-- Work to be completed --
Pick out each line in these entries that contains the string "this".

-- Information supplied --

..........

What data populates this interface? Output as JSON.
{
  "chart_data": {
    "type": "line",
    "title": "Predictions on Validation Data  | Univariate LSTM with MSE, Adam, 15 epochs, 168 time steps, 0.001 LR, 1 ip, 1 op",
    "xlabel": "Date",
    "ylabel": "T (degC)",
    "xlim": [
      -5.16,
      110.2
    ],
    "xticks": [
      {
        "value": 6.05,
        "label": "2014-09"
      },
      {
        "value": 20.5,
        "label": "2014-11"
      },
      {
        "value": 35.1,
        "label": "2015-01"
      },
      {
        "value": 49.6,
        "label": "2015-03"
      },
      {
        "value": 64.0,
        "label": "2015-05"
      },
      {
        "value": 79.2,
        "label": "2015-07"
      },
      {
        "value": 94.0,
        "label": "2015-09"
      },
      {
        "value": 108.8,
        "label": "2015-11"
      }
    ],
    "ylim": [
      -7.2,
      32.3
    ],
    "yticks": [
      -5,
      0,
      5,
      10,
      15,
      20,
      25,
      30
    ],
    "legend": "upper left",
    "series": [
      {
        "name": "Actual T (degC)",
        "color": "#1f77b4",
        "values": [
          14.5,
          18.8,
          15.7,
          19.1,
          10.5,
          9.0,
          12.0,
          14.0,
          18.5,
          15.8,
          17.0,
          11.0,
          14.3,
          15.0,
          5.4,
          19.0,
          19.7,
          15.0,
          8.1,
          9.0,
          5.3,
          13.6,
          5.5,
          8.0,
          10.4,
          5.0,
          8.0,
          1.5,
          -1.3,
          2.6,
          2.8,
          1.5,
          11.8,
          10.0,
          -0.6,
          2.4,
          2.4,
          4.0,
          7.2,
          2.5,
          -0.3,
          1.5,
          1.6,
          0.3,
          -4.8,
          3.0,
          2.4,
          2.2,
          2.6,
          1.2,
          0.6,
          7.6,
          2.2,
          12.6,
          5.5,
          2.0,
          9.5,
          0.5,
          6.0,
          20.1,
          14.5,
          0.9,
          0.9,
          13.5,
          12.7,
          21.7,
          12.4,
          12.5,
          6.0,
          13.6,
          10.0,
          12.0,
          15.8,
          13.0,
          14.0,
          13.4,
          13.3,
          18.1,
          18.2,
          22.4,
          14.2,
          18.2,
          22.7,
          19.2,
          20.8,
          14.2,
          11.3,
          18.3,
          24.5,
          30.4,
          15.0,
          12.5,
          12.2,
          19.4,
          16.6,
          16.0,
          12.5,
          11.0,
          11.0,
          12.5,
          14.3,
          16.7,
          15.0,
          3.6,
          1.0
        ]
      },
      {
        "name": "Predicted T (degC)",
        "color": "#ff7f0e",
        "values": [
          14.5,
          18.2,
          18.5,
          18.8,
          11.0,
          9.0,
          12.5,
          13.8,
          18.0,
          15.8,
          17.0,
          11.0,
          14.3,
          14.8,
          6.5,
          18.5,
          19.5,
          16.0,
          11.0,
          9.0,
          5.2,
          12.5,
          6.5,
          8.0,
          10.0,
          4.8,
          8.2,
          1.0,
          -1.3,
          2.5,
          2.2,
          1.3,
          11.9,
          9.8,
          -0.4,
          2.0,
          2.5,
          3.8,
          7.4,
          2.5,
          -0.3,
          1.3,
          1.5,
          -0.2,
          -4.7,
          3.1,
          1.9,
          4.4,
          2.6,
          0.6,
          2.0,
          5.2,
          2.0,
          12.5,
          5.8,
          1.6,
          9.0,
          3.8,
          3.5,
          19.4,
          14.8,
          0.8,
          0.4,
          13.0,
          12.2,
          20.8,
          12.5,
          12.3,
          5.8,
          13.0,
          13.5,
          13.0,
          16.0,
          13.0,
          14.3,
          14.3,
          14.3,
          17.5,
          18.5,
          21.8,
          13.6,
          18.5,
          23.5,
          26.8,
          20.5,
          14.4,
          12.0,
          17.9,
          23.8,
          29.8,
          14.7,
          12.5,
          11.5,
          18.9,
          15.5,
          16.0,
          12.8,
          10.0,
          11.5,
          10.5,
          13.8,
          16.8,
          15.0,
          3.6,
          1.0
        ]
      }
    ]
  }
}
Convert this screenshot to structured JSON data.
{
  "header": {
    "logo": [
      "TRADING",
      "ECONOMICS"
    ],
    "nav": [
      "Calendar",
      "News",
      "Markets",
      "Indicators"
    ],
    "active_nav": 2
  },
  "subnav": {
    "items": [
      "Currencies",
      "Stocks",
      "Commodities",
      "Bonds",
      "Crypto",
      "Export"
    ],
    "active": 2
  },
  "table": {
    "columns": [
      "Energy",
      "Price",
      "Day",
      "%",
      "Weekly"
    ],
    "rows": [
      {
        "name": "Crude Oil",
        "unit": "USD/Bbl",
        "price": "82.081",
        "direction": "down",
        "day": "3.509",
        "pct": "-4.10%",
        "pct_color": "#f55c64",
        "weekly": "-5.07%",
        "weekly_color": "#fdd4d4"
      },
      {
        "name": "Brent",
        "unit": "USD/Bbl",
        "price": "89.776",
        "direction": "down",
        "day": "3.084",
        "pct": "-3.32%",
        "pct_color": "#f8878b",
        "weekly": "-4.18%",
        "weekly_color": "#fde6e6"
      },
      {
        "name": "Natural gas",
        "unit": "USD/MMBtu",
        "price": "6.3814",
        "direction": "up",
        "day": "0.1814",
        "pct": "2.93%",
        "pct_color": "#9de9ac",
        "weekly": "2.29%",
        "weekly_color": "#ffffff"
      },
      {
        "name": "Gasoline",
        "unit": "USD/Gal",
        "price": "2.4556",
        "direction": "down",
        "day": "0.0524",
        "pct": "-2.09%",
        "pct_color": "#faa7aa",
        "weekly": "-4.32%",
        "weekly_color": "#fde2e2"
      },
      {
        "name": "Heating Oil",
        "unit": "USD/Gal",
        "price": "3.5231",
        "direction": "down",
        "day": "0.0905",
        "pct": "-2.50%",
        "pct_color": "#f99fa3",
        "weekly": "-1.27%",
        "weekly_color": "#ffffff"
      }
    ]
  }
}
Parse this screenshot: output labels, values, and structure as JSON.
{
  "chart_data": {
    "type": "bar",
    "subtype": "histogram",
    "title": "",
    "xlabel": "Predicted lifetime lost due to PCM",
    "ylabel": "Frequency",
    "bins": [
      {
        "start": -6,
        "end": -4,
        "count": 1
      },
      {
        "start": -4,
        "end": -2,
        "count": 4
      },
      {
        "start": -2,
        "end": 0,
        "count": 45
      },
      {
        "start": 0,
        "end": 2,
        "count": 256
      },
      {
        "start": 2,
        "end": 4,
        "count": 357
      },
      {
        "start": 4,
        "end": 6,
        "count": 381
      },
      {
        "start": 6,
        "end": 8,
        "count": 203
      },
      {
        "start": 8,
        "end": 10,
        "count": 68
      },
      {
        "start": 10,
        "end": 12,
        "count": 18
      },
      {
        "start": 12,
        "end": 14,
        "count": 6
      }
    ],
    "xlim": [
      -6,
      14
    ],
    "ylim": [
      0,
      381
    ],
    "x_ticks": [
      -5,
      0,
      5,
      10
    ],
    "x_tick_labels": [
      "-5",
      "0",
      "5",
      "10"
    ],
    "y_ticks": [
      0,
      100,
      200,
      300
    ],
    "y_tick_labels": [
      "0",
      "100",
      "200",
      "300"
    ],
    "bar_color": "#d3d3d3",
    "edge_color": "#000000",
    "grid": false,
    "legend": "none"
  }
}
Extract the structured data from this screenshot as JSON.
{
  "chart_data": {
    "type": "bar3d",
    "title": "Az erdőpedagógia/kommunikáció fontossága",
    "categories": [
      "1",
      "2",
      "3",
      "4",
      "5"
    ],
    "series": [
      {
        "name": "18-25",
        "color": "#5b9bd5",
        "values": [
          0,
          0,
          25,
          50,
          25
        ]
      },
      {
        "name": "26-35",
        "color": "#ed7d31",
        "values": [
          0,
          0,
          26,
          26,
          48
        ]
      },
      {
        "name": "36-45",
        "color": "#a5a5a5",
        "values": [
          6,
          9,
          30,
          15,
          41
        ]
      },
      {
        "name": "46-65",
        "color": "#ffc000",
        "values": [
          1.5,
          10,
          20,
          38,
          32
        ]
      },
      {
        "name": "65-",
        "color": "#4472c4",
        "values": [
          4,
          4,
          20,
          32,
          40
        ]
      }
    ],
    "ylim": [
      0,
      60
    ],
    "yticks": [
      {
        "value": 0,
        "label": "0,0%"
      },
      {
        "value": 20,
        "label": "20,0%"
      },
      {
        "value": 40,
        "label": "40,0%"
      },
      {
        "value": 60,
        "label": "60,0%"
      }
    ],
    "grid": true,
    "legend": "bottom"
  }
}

..........

-- Reply to the exercise --
What data populates this interface? Output as JSON.
Convert this screenshot to structured JSON data.
Parse this screenshot: output labels, values, and structure as JSON.
Extract the structured data from this screenshot as JSON.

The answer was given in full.